Listings of elements and regions
------------------------
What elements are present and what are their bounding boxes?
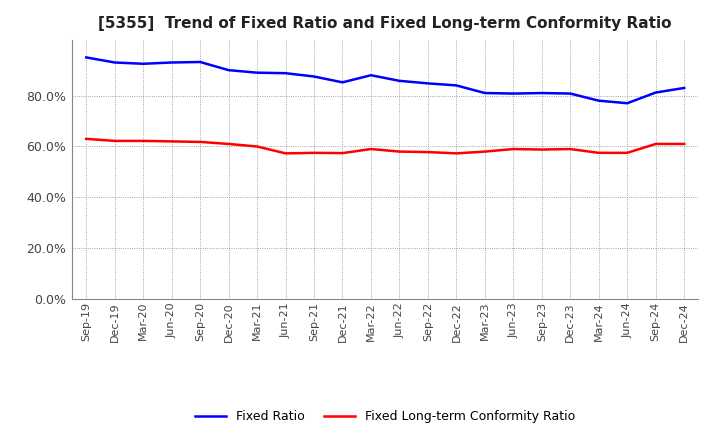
Fixed Long-term Conformity Ratio <box>509 147 518 152</box>
Fixed Long-term Conformity Ratio <box>652 141 660 147</box>
Fixed Long-term Conformity Ratio <box>110 138 119 143</box>
Fixed Long-term Conformity Ratio <box>566 147 575 152</box>
Fixed Ratio <box>338 80 347 85</box>
Fixed Long-term Conformity Ratio <box>537 147 546 152</box>
Fixed Ratio <box>509 91 518 96</box>
Fixed Ratio <box>82 55 91 60</box>
Fixed Ratio <box>566 91 575 96</box>
Fixed Ratio <box>167 60 176 65</box>
Fixed Ratio <box>253 70 261 75</box>
Fixed Ratio <box>310 74 318 79</box>
Fixed Ratio <box>652 90 660 95</box>
Fixed Ratio <box>282 70 290 76</box>
Fixed Ratio <box>196 59 204 65</box>
Fixed Ratio <box>395 78 404 84</box>
Fixed Ratio <box>537 90 546 95</box>
Fixed Ratio <box>110 60 119 65</box>
Title: [5355]  Trend of Fixed Ratio and Fixed Long-term Conformity Ratio: [5355] Trend of Fixed Ratio and Fixed Lo… <box>99 16 672 32</box>
Line: Fixed Ratio: Fixed Ratio <box>86 57 684 103</box>
Fixed Long-term Conformity Ratio <box>338 150 347 156</box>
Fixed Ratio <box>680 85 688 91</box>
Fixed Long-term Conformity Ratio <box>395 149 404 154</box>
Fixed Long-term Conformity Ratio <box>452 151 461 156</box>
Fixed Long-term Conformity Ratio <box>82 136 91 142</box>
Fixed Long-term Conformity Ratio <box>167 139 176 144</box>
Fixed Long-term Conformity Ratio <box>366 147 375 152</box>
Fixed Ratio <box>423 81 432 86</box>
Fixed Long-term Conformity Ratio <box>196 139 204 145</box>
Fixed Long-term Conformity Ratio <box>282 151 290 156</box>
Fixed Long-term Conformity Ratio <box>623 150 631 155</box>
Fixed Long-term Conformity Ratio <box>225 141 233 147</box>
Fixed Ratio <box>452 83 461 88</box>
Fixed Long-term Conformity Ratio <box>253 144 261 149</box>
Fixed Ratio <box>139 61 148 66</box>
Fixed Long-term Conformity Ratio <box>680 141 688 147</box>
Fixed Ratio <box>225 67 233 73</box>
Fixed Long-term Conformity Ratio <box>423 150 432 155</box>
Fixed Long-term Conformity Ratio <box>480 149 489 154</box>
Fixed Ratio <box>595 98 603 103</box>
Fixed Long-term Conformity Ratio <box>139 138 148 143</box>
Fixed Ratio <box>366 73 375 78</box>
Fixed Long-term Conformity Ratio <box>595 150 603 155</box>
Line: Fixed Long-term Conformity Ratio: Fixed Long-term Conformity Ratio <box>86 139 684 154</box>
Fixed Long-term Conformity Ratio <box>310 150 318 155</box>
Fixed Ratio <box>480 90 489 95</box>
Legend: Fixed Ratio, Fixed Long-term Conformity Ratio: Fixed Ratio, Fixed Long-term Conformity … <box>190 405 580 428</box>
Fixed Ratio <box>623 101 631 106</box>
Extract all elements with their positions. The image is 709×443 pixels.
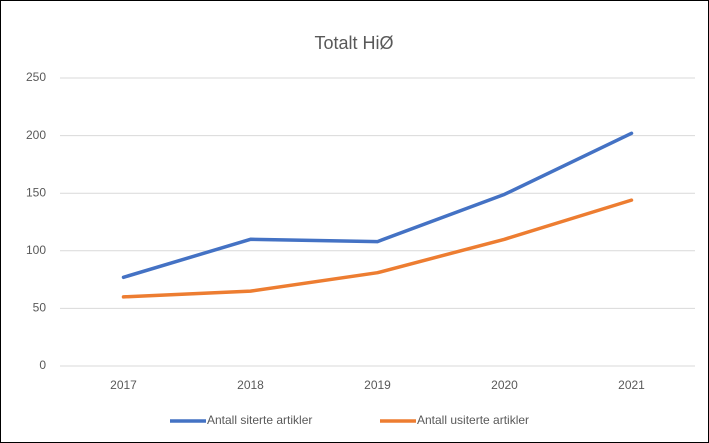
y-tick-label: 100	[26, 243, 46, 257]
x-tick-label: 2019	[364, 378, 391, 392]
chart-title: Totalt HiØ	[314, 33, 393, 53]
series-line	[121, 131, 634, 280]
legend-label: Antall siterte artikler	[207, 413, 312, 427]
x-tick-label: 2017	[110, 378, 137, 392]
x-tick-label: 2021	[618, 378, 645, 392]
y-tick-label: 250	[26, 70, 46, 84]
series-line	[121, 198, 634, 299]
legend-label: Antall usiterte artikler	[417, 413, 529, 427]
y-tick-label: 50	[33, 301, 47, 315]
y-tick-label: 150	[26, 185, 46, 199]
x-tick-label: 2020	[491, 378, 518, 392]
x-tick-label: 2018	[237, 378, 264, 392]
y-tick-label: 0	[39, 358, 46, 372]
y-tick-label: 200	[26, 128, 46, 142]
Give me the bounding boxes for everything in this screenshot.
------------------------
Written exercise
Return all lines of the rows above unchanged, leaving out the pictures.

Answer in full
What elements are present and what are their bounding boxes?
Fixed Long-term Conformity Ratio <box>509 147 518 152</box>
Fixed Long-term Conformity Ratio <box>652 141 660 147</box>
Fixed Long-term Conformity Ratio <box>110 138 119 143</box>
Fixed Long-term Conformity Ratio <box>566 147 575 152</box>
Fixed Ratio <box>338 80 347 85</box>
Fixed Long-term Conformity Ratio <box>537 147 546 152</box>
Fixed Ratio <box>509 91 518 96</box>
Fixed Ratio <box>82 55 91 60</box>
Fixed Ratio <box>566 91 575 96</box>
Fixed Ratio <box>167 60 176 65</box>
Fixed Ratio <box>253 70 261 75</box>
Fixed Ratio <box>310 74 318 79</box>
Fixed Ratio <box>652 90 660 95</box>
Fixed Ratio <box>282 70 290 76</box>
Fixed Ratio <box>196 59 204 65</box>
Fixed Ratio <box>395 78 404 84</box>
Fixed Ratio <box>537 90 546 95</box>
Fixed Ratio <box>110 60 119 65</box>
Title: [5355]  Trend of Fixed Ratio and Fixed Long-term Conformity Ratio: [5355] Trend of Fixed Ratio and Fixed Lo… <box>99 16 672 32</box>
Line: Fixed Ratio: Fixed Ratio <box>86 57 684 103</box>
Fixed Long-term Conformity Ratio <box>338 150 347 156</box>
Fixed Ratio <box>680 85 688 91</box>
Fixed Long-term Conformity Ratio <box>395 149 404 154</box>
Fixed Long-term Conformity Ratio <box>452 151 461 156</box>
Fixed Long-term Conformity Ratio <box>82 136 91 142</box>
Fixed Long-term Conformity Ratio <box>167 139 176 144</box>
Fixed Long-term Conformity Ratio <box>366 147 375 152</box>
Fixed Ratio <box>423 81 432 86</box>
Fixed Long-term Conformity Ratio <box>196 139 204 145</box>
Fixed Long-term Conformity Ratio <box>282 151 290 156</box>
Fixed Long-term Conformity Ratio <box>623 150 631 155</box>
Fixed Long-term Conformity Ratio <box>225 141 233 147</box>
Fixed Ratio <box>452 83 461 88</box>
Fixed Long-term Conformity Ratio <box>253 144 261 149</box>
Fixed Ratio <box>139 61 148 66</box>
Fixed Long-term Conformity Ratio <box>680 141 688 147</box>
Fixed Ratio <box>225 67 233 73</box>
Fixed Long-term Conformity Ratio <box>423 150 432 155</box>
Fixed Long-term Conformity Ratio <box>480 149 489 154</box>
Fixed Ratio <box>595 98 603 103</box>
Fixed Long-term Conformity Ratio <box>139 138 148 143</box>
Fixed Ratio <box>366 73 375 78</box>
Fixed Long-term Conformity Ratio <box>595 150 603 155</box>
Line: Fixed Long-term Conformity Ratio: Fixed Long-term Conformity Ratio <box>86 139 684 154</box>
Fixed Long-term Conformity Ratio <box>310 150 318 155</box>
Fixed Ratio <box>480 90 489 95</box>
Legend: Fixed Ratio, Fixed Long-term Conformity Ratio: Fixed Ratio, Fixed Long-term Conformity … <box>190 405 580 428</box>
Fixed Ratio <box>623 101 631 106</box>
Extract all elements with their positions. The image is 709×443 pixels.
y-tick-label: 100	[26, 243, 46, 257]
x-tick-label: 2019	[364, 378, 391, 392]
chart-title: Totalt HiØ	[314, 33, 393, 53]
series-line	[121, 131, 634, 280]
legend-label: Antall siterte artikler	[207, 413, 312, 427]
x-tick-label: 2017	[110, 378, 137, 392]
x-tick-label: 2021	[618, 378, 645, 392]
y-tick-label: 250	[26, 70, 46, 84]
series-line	[121, 198, 634, 299]
legend-label: Antall usiterte artikler	[417, 413, 529, 427]
y-tick-label: 50	[33, 301, 47, 315]
y-tick-label: 150	[26, 185, 46, 199]
x-tick-label: 2020	[491, 378, 518, 392]
x-tick-label: 2018	[237, 378, 264, 392]
y-tick-label: 0	[39, 358, 46, 372]
y-tick-label: 200	[26, 128, 46, 142]
Give me the bounding boxes for everything in this screenshot.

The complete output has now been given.